--- AVAILABLE DATA ---

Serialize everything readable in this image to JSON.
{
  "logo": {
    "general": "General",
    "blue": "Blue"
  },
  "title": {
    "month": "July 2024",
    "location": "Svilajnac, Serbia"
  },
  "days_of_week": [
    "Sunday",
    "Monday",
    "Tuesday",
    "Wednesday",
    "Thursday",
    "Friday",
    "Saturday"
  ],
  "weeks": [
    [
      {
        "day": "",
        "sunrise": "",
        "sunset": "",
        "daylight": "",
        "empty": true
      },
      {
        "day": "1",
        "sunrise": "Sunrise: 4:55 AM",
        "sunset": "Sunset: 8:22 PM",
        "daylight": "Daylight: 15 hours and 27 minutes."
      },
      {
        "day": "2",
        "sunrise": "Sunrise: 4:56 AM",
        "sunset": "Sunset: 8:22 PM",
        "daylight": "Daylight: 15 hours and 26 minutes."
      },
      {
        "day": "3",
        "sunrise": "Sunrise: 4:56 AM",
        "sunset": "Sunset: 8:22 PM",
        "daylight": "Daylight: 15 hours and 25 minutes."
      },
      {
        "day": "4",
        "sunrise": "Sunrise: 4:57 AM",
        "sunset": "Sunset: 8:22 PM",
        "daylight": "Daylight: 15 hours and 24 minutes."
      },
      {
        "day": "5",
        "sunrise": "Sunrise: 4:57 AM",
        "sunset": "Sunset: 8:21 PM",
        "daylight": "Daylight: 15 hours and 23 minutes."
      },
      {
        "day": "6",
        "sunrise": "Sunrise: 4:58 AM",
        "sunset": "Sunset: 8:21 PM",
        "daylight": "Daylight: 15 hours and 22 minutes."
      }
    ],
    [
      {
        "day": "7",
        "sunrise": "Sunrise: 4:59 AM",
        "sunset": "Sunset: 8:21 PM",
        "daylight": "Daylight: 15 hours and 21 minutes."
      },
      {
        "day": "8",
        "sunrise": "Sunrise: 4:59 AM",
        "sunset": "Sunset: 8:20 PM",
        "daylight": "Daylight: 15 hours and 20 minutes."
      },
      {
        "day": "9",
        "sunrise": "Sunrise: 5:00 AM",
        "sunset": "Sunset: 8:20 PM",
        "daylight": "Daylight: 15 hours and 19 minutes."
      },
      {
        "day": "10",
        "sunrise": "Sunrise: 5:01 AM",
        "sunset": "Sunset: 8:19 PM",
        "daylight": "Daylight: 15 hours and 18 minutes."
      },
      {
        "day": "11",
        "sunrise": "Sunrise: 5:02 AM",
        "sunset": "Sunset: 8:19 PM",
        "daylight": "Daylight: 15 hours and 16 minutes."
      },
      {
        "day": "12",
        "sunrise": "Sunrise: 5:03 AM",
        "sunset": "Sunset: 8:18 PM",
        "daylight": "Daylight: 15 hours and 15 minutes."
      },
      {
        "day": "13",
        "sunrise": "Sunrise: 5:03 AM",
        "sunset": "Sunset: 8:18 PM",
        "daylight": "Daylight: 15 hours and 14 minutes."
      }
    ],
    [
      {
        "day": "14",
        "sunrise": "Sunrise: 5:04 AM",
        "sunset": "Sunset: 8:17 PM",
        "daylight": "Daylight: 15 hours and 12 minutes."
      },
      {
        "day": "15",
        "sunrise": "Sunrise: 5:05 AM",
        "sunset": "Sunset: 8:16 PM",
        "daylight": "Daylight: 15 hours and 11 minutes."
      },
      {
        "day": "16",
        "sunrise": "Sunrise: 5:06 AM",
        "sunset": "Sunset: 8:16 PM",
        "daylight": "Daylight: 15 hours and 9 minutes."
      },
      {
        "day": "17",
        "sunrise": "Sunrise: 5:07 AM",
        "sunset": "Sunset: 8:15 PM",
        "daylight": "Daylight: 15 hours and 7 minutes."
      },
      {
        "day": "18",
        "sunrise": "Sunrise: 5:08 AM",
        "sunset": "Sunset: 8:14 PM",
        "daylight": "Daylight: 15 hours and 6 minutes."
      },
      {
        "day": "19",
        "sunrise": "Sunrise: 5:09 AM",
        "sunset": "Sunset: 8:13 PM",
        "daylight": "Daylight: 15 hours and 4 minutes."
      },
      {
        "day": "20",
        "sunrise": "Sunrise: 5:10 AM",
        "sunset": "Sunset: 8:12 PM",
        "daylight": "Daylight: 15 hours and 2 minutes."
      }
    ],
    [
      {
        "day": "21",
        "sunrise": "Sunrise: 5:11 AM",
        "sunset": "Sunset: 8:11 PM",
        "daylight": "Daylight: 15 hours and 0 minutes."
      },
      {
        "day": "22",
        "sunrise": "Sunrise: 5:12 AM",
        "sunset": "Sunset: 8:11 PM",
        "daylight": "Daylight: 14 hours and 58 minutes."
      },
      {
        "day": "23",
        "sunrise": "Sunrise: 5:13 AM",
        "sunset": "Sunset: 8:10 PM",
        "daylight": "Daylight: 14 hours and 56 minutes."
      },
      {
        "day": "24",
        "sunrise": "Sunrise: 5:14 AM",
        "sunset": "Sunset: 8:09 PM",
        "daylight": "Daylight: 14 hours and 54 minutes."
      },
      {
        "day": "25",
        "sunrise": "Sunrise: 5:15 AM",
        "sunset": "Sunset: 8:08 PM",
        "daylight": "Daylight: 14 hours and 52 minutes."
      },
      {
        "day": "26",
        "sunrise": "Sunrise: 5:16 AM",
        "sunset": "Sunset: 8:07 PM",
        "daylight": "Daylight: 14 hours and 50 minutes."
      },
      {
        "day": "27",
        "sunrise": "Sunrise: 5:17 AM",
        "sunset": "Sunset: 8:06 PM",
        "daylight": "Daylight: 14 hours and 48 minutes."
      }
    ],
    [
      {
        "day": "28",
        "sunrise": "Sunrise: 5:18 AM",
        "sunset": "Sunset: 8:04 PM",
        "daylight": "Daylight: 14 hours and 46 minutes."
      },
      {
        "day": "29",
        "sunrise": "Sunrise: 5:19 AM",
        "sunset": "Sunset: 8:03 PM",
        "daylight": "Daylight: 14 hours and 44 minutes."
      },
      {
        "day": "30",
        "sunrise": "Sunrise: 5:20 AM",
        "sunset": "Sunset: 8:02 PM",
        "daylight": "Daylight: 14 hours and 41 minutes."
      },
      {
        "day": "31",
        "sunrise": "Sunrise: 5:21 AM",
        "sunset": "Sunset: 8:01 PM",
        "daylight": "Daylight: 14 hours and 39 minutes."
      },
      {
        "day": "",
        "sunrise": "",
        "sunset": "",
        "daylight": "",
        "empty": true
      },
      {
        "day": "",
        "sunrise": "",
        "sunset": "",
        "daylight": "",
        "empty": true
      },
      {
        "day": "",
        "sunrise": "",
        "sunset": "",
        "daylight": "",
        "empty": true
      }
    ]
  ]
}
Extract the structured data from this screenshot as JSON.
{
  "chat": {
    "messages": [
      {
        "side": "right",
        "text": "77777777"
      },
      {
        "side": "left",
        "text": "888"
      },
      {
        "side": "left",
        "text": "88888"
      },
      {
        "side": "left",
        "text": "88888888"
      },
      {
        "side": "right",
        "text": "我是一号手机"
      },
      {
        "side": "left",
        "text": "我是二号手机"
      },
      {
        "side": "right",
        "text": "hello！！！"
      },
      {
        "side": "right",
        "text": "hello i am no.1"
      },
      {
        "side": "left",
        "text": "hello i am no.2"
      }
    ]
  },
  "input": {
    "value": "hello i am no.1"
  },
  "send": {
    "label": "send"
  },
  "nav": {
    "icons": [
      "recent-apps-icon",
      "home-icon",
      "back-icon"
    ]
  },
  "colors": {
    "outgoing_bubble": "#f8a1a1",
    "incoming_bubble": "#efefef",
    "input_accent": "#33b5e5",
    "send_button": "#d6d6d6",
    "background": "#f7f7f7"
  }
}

---

--- YOUR INSTRUCTIONS ---
Output the entries exactly.

--- ANSWER ---
Serialize everything readable in this image to JSON.
{
  "logo": {
    "general": "General",
    "blue": "Blue"
  },
  "title": {
    "month": "July 2024",
    "location": "Svilajnac, Serbia"
  },
  "days_of_week": [
    "Sunday",
    "Monday",
    "Tuesday",
    "Wednesday",
    "Thursday",
    "Friday",
    "Saturday"
  ],
  "weeks": [
    [
      {
        "day": "",
        "sunrise": "",
        "sunset": "",
        "daylight": "",
        "empty": true
      },
      {
        "day": "1",
        "sunrise": "Sunrise: 4:55 AM",
        "sunset": "Sunset: 8:22 PM",
        "daylight": "Daylight: 15 hours and 27 minutes."
      },
      {
        "day": "2",
        "sunrise": "Sunrise: 4:56 AM",
        "sunset": "Sunset: 8:22 PM",
        "daylight": "Daylight: 15 hours and 26 minutes."
      },
      {
        "day": "3",
        "sunrise": "Sunrise: 4:56 AM",
        "sunset": "Sunset: 8:22 PM",
        "daylight": "Daylight: 15 hours and 25 minutes."
      },
      {
        "day": "4",
        "sunrise": "Sunrise: 4:57 AM",
        "sunset": "Sunset: 8:22 PM",
        "daylight": "Daylight: 15 hours and 24 minutes."
      },
      {
        "day": "5",
        "sunrise": "Sunrise: 4:57 AM",
        "sunset": "Sunset: 8:21 PM",
        "daylight": "Daylight: 15 hours and 23 minutes."
      },
      {
        "day": "6",
        "sunrise": "Sunrise: 4:58 AM",
        "sunset": "Sunset: 8:21 PM",
        "daylight": "Daylight: 15 hours and 22 minutes."
      }
    ],
    [
      {
        "day": "7",
        "sunrise": "Sunrise: 4:59 AM",
        "sunset": "Sunset: 8:21 PM",
        "daylight": "Daylight: 15 hours and 21 minutes."
      },
      {
        "day": "8",
        "sunrise": "Sunrise: 4:59 AM",
        "sunset": "Sunset: 8:20 PM",
        "daylight": "Daylight: 15 hours and 20 minutes."
      },
      {
        "day": "9",
        "sunrise": "Sunrise: 5:00 AM",
        "sunset": "Sunset: 8:20 PM",
        "daylight": "Daylight: 15 hours and 19 minutes."
      },
      {
        "day": "10",
        "sunrise": "Sunrise: 5:01 AM",
        "sunset": "Sunset: 8:19 PM",
        "daylight": "Daylight: 15 hours and 18 minutes."
      },
      {
        "day": "11",
        "sunrise": "Sunrise: 5:02 AM",
        "sunset": "Sunset: 8:19 PM",
        "daylight": "Daylight: 15 hours and 16 minutes."
      },
      {
        "day": "12",
        "sunrise": "Sunrise: 5:03 AM",
        "sunset": "Sunset: 8:18 PM",
        "daylight": "Daylight: 15 hours and 15 minutes."
      },
      {
        "day": "13",
        "sunrise": "Sunrise: 5:03 AM",
        "sunset": "Sunset: 8:18 PM",
        "daylight": "Daylight: 15 hours and 14 minutes."
      }
    ],
    [
      {
        "day": "14",
        "sunrise": "Sunrise: 5:04 AM",
        "sunset": "Sunset: 8:17 PM",
        "daylight": "Daylight: 15 hours and 12 minutes."
      },
      {
        "day": "15",
        "sunrise": "Sunrise: 5:05 AM",
        "sunset": "Sunset: 8:16 PM",
        "daylight": "Daylight: 15 hours and 11 minutes."
      },
      {
        "day": "16",
        "sunrise": "Sunrise: 5:06 AM",
        "sunset": "Sunset: 8:16 PM",
        "daylight": "Daylight: 15 hours and 9 minutes."
      },
      {
        "day": "17",
        "sunrise": "Sunrise: 5:07 AM",
        "sunset": "Sunset: 8:15 PM",
        "daylight": "Daylight: 15 hours and 7 minutes."
      },
      {
        "day": "18",
        "sunrise": "Sunrise: 5:08 AM",
        "sunset": "Sunset: 8:14 PM",
        "daylight": "Daylight: 15 hours and 6 minutes."
      },
      {
        "day": "19",
        "sunrise": "Sunrise: 5:09 AM",
        "sunset": "Sunset: 8:13 PM",
        "daylight": "Daylight: 15 hours and 4 minutes."
      },
      {
        "day": "20",
        "sunrise": "Sunrise: 5:10 AM",
        "sunset": "Sunset: 8:12 PM",
        "daylight": "Daylight: 15 hours and 2 minutes."
      }
    ],
    [
      {
        "day": "21",
        "sunrise": "Sunrise: 5:11 AM",
        "sunset": "Sunset: 8:11 PM",
        "daylight": "Daylight: 15 hours and 0 minutes."
      },
      {
        "day": "22",
        "sunrise": "Sunrise: 5:12 AM",
        "sunset": "Sunset: 8:11 PM",
        "daylight": "Daylight: 14 hours and 58 minutes."
      },
      {
        "day": "23",
        "sunrise": "Sunrise: 5:13 AM",
        "sunset": "Sunset: 8:10 PM",
        "daylight": "Daylight: 14 hours and 56 minutes."
      },
      {
        "day": "24",
        "sunrise": "Sunrise: 5:14 AM",
        "sunset": "Sunset: 8:09 PM",
        "daylight": "Daylight: 14 hours and 54 minutes."
      },
      {
        "day": "25",
        "sunrise": "Sunrise: 5:15 AM",
        "sunset": "Sunset: 8:08 PM",
        "daylight": "Daylight: 14 hours and 52 minutes."
      },
      {
        "day": "26",
        "sunrise": "Sunrise: 5:16 AM",
        "sunset": "Sunset: 8:07 PM",
        "daylight": "Daylight: 14 hours and 50 minutes."
      },
      {
        "day": "27",
        "sunrise": "Sunrise: 5:17 AM",
        "sunset": "Sunset: 8:06 PM",
        "daylight": "Daylight: 14 hours and 48 minutes."
      }
    ],
    [
      {
        "day": "28",
        "sunrise": "Sunrise: 5:18 AM",
        "sunset": "Sunset: 8:04 PM",
        "daylight": "Daylight: 14 hours and 46 minutes."
      },
      {
        "day": "29",
        "sunrise": "Sunrise: 5:19 AM",
        "sunset": "Sunset: 8:03 PM",
        "daylight": "Daylight: 14 hours and 44 minutes."
      },
      {
        "day": "30",
        "sunrise": "Sunrise: 5:20 AM",
        "sunset": "Sunset: 8:02 PM",
        "daylight": "Daylight: 14 hours and 41 minutes."
      },
      {
        "day": "31",
        "sunrise": "Sunrise: 5:21 AM",
        "sunset": "Sunset: 8:01 PM",
        "daylight": "Daylight: 14 hours and 39 minutes."
      },
      {
        "day": "",
        "sunrise": "",
        "sunset": "",
        "daylight": "",
        "empty": true
      },
      {
        "day": "",
        "sunrise": "",
        "sunset": "",
        "daylight": "",
        "empty": true
      },
      {
        "day": "",
        "sunrise": "",
        "sunset": "",
        "daylight": "",
        "empty": true
      }
    ]
  ]
}
Extract the structured data from this screenshot as JSON.
{
  "chat": {
    "messages": [
      {
        "side": "right",
        "text": "77777777"
      },
      {
        "side": "left",
        "text": "888"
      },
      {
        "side": "left",
        "text": "88888"
      },
      {
        "side": "left",
        "text": "88888888"
      },
      {
        "side": "right",
        "text": "我是一号手机"
      },
      {
        "side": "left",
        "text": "我是二号手机"
      },
      {
        "side": "right",
        "text": "hello！！！"
      },
      {
        "side": "right",
        "text": "hello i am no.1"
      },
      {
        "side": "left",
        "text": "hello i am no.2"
      }
    ]
  },
  "input": {
    "value": "hello i am no.1"
  },
  "send": {
    "label": "send"
  },
  "nav": {
    "icons": [
      "recent-apps-icon",
      "home-icon",
      "back-icon"
    ]
  },
  "colors": {
    "outgoing_bubble": "#f8a1a1",
    "incoming_bubble": "#efefef",
    "input_accent": "#33b5e5",
    "send_button": "#d6d6d6",
    "background": "#f7f7f7"
  }
}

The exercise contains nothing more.